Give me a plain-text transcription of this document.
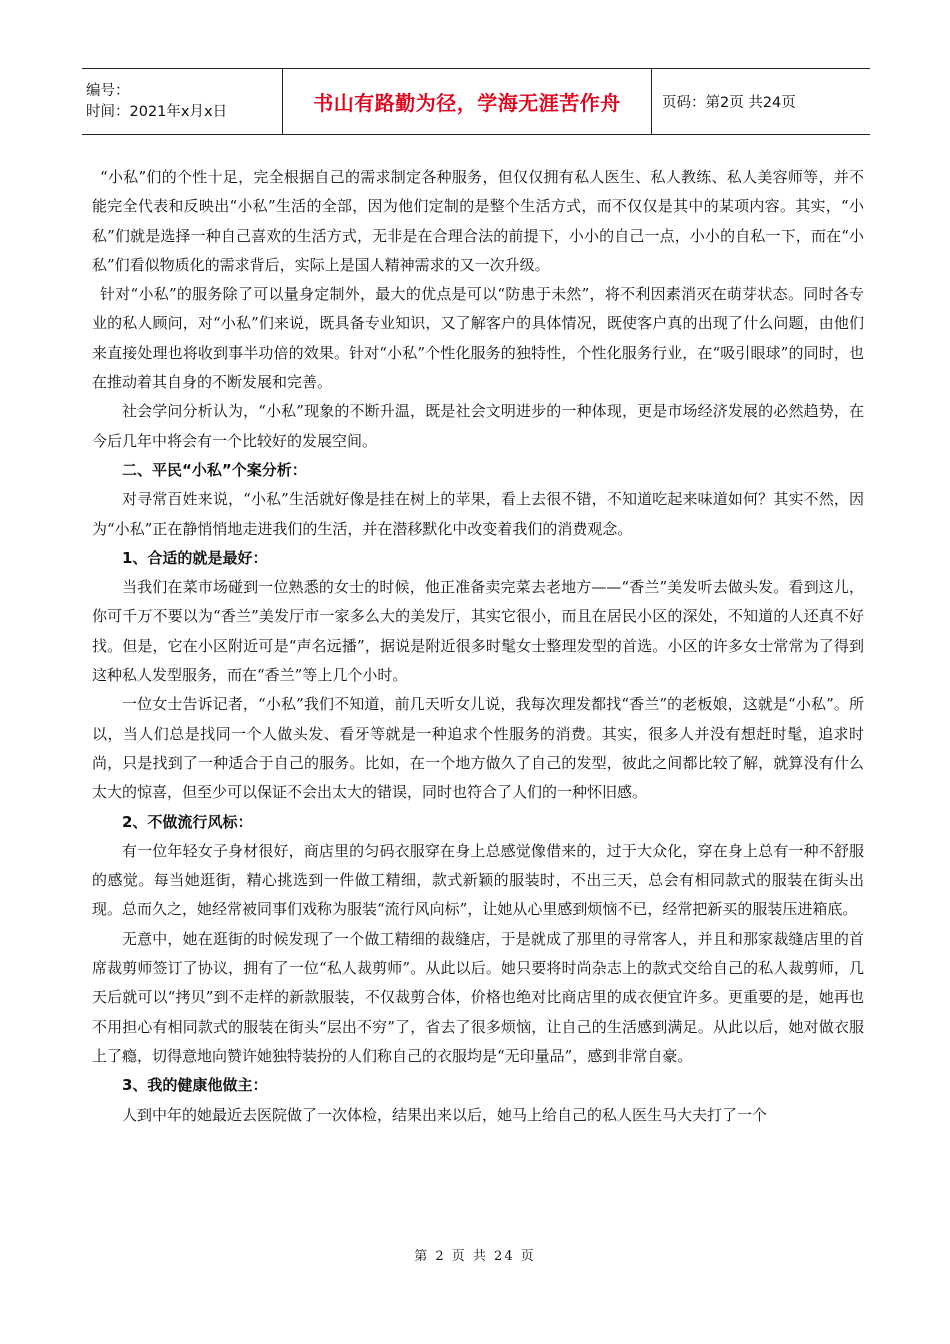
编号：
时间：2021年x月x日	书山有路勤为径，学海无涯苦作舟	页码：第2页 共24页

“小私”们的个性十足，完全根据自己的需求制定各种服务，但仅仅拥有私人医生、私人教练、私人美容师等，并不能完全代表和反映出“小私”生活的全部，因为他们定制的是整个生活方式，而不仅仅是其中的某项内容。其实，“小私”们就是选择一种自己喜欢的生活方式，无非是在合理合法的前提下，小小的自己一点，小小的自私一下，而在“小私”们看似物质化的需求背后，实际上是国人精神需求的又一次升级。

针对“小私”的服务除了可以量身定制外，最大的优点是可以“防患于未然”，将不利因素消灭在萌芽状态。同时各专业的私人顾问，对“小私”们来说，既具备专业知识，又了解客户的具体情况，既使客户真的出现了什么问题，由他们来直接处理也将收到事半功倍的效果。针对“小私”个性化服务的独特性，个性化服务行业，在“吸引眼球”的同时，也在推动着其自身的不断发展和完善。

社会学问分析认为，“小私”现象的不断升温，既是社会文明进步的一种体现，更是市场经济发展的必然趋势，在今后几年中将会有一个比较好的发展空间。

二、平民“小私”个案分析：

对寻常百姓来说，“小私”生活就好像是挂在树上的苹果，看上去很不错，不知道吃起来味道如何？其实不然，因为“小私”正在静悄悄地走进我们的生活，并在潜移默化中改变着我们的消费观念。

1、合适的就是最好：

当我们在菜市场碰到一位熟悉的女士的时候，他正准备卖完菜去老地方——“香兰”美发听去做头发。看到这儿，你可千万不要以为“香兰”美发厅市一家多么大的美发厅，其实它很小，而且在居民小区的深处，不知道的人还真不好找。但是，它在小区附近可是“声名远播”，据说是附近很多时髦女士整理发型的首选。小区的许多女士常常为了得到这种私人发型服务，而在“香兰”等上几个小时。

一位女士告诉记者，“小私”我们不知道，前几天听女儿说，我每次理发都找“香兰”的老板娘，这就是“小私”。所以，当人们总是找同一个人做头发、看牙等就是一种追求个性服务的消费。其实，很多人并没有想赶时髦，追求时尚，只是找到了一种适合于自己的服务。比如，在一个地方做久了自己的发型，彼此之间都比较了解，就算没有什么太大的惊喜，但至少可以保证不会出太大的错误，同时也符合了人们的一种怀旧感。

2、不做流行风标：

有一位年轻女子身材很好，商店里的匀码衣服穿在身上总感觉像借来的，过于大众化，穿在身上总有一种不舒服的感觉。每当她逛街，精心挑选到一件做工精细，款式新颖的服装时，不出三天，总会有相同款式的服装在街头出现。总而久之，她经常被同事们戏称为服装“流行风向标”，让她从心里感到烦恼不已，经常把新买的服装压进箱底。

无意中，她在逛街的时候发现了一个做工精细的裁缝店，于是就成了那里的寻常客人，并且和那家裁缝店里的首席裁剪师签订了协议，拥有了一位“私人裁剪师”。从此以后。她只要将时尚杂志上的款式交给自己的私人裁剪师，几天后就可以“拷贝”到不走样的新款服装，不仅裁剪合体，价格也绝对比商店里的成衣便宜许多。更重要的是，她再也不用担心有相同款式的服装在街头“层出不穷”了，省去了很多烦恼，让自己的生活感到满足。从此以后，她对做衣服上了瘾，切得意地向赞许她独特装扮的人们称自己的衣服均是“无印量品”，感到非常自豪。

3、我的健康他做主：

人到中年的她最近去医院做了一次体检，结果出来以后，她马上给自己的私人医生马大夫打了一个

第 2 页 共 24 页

------------------------------------------------

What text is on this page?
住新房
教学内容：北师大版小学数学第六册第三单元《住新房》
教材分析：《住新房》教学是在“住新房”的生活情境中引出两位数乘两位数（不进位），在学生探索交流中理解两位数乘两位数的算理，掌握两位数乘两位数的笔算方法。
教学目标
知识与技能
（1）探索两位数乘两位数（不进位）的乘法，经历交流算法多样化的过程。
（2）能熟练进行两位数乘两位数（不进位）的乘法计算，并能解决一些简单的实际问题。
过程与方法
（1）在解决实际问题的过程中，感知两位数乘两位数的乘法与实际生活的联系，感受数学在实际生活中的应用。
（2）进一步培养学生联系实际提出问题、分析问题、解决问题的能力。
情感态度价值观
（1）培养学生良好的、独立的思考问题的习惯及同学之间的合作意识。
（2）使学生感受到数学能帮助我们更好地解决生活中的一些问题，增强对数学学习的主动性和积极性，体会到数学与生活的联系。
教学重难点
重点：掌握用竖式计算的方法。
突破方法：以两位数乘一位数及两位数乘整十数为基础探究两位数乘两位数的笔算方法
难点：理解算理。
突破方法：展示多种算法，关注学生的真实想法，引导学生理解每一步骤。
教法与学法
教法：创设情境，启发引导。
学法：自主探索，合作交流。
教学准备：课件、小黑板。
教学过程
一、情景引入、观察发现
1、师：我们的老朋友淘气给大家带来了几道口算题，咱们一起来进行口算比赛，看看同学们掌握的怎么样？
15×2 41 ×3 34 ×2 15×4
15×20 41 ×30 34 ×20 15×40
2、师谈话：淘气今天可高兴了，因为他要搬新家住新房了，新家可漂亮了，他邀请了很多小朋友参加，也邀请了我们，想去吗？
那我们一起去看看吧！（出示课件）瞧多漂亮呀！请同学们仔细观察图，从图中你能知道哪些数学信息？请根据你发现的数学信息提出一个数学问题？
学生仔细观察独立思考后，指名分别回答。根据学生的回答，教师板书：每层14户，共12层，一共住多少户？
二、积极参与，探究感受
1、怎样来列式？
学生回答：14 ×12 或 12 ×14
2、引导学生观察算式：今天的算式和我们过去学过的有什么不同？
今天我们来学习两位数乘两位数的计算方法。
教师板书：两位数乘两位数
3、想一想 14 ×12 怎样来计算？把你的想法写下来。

------------------------------------------------

== Aim ==
Find the word "text" in the records and pull out each line that has it.

== Result of this task ==
Give me a plain-text transcription of this document.
What text is on this page?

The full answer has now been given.